### Exercise
Check every line of the entries for "вода", and copy the lines that hold it.

### Data for the task
* begin *

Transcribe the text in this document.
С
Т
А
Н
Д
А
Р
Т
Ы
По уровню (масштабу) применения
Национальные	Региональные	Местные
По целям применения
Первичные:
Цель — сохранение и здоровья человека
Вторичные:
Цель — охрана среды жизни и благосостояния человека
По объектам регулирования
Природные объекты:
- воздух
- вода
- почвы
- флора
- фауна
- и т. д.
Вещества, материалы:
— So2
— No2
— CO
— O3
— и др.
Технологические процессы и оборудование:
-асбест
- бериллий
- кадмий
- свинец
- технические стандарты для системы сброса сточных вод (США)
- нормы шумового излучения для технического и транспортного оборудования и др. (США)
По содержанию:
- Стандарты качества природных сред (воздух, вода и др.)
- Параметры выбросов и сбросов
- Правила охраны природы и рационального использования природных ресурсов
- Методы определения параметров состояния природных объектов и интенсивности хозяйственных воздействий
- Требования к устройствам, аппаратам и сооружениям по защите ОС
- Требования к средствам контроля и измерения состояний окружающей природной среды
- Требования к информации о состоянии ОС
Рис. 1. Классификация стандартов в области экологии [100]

* end *

### Completed exercise
- вода
- Стандарты качества природных сред (воздух, вода и др.)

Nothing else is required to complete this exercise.